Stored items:
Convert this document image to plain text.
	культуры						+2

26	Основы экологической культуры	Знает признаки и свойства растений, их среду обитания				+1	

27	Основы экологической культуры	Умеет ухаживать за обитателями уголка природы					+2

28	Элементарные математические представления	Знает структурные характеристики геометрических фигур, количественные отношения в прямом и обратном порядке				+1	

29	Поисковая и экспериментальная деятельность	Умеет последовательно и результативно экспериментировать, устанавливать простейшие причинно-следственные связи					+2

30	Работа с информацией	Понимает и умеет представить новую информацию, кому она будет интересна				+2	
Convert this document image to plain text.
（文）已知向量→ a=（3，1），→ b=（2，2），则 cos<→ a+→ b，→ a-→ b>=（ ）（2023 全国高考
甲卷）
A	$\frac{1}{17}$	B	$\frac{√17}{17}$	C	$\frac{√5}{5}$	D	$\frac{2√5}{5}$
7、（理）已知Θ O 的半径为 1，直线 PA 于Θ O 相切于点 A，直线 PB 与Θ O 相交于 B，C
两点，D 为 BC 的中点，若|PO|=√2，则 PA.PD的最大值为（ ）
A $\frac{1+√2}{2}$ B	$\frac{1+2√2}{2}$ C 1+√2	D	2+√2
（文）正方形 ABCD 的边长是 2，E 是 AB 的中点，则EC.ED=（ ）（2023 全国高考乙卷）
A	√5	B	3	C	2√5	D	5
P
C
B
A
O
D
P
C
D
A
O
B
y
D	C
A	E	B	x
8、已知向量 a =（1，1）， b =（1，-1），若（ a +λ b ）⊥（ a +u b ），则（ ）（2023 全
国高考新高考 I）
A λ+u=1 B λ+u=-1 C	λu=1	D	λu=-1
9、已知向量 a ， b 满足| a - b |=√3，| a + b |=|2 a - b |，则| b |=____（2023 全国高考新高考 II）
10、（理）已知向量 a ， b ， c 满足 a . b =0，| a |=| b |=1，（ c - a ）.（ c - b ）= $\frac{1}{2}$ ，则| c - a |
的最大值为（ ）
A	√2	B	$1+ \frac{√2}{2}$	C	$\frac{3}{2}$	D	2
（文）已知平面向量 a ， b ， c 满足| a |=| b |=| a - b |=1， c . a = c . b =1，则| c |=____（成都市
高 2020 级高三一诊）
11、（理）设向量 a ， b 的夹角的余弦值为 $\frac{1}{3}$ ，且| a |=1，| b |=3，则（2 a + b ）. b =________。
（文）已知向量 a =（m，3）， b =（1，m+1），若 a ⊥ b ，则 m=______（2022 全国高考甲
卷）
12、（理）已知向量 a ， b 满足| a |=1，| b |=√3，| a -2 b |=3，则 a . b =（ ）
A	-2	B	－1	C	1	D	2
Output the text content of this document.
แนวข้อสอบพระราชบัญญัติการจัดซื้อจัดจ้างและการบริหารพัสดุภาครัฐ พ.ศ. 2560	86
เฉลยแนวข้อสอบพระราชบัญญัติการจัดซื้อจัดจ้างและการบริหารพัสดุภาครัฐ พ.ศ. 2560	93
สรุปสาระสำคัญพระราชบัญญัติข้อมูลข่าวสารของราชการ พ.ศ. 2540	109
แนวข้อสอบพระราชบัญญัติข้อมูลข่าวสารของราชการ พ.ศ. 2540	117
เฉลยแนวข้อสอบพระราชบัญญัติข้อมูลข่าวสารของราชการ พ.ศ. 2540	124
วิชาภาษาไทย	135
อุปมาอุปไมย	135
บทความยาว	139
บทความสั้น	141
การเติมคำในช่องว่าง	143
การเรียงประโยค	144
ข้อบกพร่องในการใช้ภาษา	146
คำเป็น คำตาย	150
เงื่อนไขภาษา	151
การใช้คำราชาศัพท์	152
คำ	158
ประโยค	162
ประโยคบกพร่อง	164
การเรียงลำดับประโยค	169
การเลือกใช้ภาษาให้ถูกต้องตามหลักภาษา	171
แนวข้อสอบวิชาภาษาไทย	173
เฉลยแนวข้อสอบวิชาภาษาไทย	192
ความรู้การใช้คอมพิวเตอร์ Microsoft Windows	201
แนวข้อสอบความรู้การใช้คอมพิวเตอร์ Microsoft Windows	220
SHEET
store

Request:
Restate all of the entries above precisely.

Final result:
Convert this document image to plain text.
	культуры						+2

26	Основы экологической культуры	Знает признаки и свойства растений, их среду обитания				+1	

27	Основы экологической культуры	Умеет ухаживать за обитателями уголка природы					+2

28	Элементарные математические представления	Знает структурные характеристики геометрических фигур, количественные отношения в прямом и обратном порядке				+1	

29	Поисковая и экспериментальная деятельность	Умеет последовательно и результативно экспериментировать, устанавливать простейшие причинно-следственные связи					+2

30	Работа с информацией	Понимает и умеет представить новую информацию, кому она будет интересна				+2	
Convert this document image to plain text.
（文）已知向量→ a=（3，1），→ b=（2，2），则 cos<→ a+→ b，→ a-→ b>=（ ）（2023 全国高考
甲卷）
A	$\frac{1}{17}$	B	$\frac{√17}{17}$	C	$\frac{√5}{5}$	D	$\frac{2√5}{5}$
7、（理）已知Θ O 的半径为 1，直线 PA 于Θ O 相切于点 A，直线 PB 与Θ O 相交于 B，C
两点，D 为 BC 的中点，若|PO|=√2，则 PA.PD的最大值为（ ）
A $\frac{1+√2}{2}$ B	$\frac{1+2√2}{2}$ C 1+√2	D	2+√2
（文）正方形 ABCD 的边长是 2，E 是 AB 的中点，则EC.ED=（ ）（2023 全国高考乙卷）
A	√5	B	3	C	2√5	D	5
P
C
B
A
O
D
P
C
D
A
O
B
y
D	C
A	E	B	x
8、已知向量 a =（1，1）， b =（1，-1），若（ a +λ b ）⊥（ a +u b ），则（ ）（2023 全
国高考新高考 I）
A λ+u=1 B λ+u=-1 C	λu=1	D	λu=-1
9、已知向量 a ， b 满足| a - b |=√3，| a + b |=|2 a - b |，则| b |=____（2023 全国高考新高考 II）
10、（理）已知向量 a ， b ， c 满足 a . b =0，| a |=| b |=1，（ c - a ）.（ c - b ）= $\frac{1}{2}$ ，则| c - a |
的最大值为（ ）
A	√2	B	$1+ \frac{√2}{2}$	C	$\frac{3}{2}$	D	2
（文）已知平面向量 a ， b ， c 满足| a |=| b |=| a - b |=1， c . a = c . b =1，则| c |=____（成都市
高 2020 级高三一诊）
11、（理）设向量 a ， b 的夹角的余弦值为 $\frac{1}{3}$ ，且| a |=1，| b |=3，则（2 a + b ）. b =________。
（文）已知向量 a =（m，3）， b =（1，m+1），若 a ⊥ b ，则 m=______（2022 全国高考甲
卷）
12、（理）已知向量 a ， b 满足| a |=1，| b |=√3，| a -2 b |=3，则 a . b =（ ）
A	-2	B	－1	C	1	D	2
Output the text content of this document.
แนวข้อสอบพระราชบัญญัติการจัดซื้อจัดจ้างและการบริหารพัสดุภาครัฐ พ.ศ. 2560	86
เฉลยแนวข้อสอบพระราชบัญญัติการจัดซื้อจัดจ้างและการบริหารพัสดุภาครัฐ พ.ศ. 2560	93
สรุปสาระสำคัญพระราชบัญญัติข้อมูลข่าวสารของราชการ พ.ศ. 2540	109
แนวข้อสอบพระราชบัญญัติข้อมูลข่าวสารของราชการ พ.ศ. 2540	117
เฉลยแนวข้อสอบพระราชบัญญัติข้อมูลข่าวสารของราชการ พ.ศ. 2540	124
วิชาภาษาไทย	135
อุปมาอุปไมย	135
บทความยาว	139
บทความสั้น	141
การเติมคำในช่องว่าง	143
การเรียงประโยค	144
ข้อบกพร่องในการใช้ภาษา	146
คำเป็น คำตาย	150
เงื่อนไขภาษา	151
การใช้คำราชาศัพท์	152
คำ	158
ประโยค	162
ประโยคบกพร่อง	164
การเรียงลำดับประโยค	169
การเลือกใช้ภาษาให้ถูกต้องตามหลักภาษา	171
แนวข้อสอบวิชาภาษาไทย	173
เฉลยแนวข้อสอบวิชาภาษาไทย	192
ความรู้การใช้คอมพิวเตอร์ Microsoft Windows	201
แนวข้อสอบความรู้การใช้คอมพิวเตอร์ Microsoft Windows	220
SHEET
store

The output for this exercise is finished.